Collection entries:
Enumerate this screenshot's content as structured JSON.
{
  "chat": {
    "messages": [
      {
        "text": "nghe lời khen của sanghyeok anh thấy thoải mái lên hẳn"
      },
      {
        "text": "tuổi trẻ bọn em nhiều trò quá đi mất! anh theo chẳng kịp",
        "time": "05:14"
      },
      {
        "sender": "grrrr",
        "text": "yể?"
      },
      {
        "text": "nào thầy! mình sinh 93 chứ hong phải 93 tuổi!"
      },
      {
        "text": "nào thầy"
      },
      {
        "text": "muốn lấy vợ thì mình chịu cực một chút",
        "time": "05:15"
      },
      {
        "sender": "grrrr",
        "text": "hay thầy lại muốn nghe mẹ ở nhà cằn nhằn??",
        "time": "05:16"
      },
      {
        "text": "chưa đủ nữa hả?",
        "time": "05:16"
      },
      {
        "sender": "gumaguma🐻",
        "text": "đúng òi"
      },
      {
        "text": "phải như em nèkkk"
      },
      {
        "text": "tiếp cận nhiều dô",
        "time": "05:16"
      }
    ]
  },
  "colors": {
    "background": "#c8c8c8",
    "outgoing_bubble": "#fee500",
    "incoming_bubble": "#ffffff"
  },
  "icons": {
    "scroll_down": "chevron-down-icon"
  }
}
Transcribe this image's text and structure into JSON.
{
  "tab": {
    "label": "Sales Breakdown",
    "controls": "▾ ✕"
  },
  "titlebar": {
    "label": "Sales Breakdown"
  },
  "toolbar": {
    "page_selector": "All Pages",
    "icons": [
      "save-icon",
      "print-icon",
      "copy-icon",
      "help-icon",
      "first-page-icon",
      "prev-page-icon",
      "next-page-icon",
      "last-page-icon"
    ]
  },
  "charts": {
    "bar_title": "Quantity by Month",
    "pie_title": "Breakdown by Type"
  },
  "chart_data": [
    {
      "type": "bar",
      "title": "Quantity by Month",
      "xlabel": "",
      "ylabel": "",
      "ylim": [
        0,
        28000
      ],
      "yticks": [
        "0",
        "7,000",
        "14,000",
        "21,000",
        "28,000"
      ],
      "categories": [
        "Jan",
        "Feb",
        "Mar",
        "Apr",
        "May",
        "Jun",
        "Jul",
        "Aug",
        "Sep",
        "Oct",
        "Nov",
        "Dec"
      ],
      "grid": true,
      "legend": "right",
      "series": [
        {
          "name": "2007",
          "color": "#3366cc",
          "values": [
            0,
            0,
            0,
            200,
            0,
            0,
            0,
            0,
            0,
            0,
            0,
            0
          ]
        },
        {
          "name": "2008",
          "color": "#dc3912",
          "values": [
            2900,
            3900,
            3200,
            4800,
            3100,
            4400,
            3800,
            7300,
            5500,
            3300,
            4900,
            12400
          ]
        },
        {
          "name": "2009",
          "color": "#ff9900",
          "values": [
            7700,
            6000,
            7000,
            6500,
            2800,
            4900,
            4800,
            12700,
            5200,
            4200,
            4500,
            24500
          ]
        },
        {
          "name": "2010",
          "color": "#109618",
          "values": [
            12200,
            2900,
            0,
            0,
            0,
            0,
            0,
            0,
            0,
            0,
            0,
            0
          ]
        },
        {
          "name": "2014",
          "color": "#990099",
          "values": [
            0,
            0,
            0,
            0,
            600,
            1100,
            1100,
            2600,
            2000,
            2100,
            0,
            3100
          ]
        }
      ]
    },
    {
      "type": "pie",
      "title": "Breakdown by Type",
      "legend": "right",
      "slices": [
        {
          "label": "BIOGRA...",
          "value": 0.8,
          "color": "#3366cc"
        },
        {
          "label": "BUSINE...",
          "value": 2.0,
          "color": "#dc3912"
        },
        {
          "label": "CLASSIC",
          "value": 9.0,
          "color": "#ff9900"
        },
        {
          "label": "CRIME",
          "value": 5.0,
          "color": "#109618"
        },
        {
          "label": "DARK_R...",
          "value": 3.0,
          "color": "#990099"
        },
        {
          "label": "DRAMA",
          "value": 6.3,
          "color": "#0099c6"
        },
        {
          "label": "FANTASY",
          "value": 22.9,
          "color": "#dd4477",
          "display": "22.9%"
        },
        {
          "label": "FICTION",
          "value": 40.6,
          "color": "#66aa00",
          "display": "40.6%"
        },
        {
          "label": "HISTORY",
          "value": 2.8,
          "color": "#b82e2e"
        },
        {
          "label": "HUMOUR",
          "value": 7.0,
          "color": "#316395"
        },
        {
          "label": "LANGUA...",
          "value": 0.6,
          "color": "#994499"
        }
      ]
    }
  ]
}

WORK TO BE COMPLETED. Go through the material line by line. Show each line that contains the string "phải".

SOLUTION.
        "text": "nào thầy! mình sinh 93 chứ hong phải 93 tuổi!"
        "text": "phải như em nèkkk"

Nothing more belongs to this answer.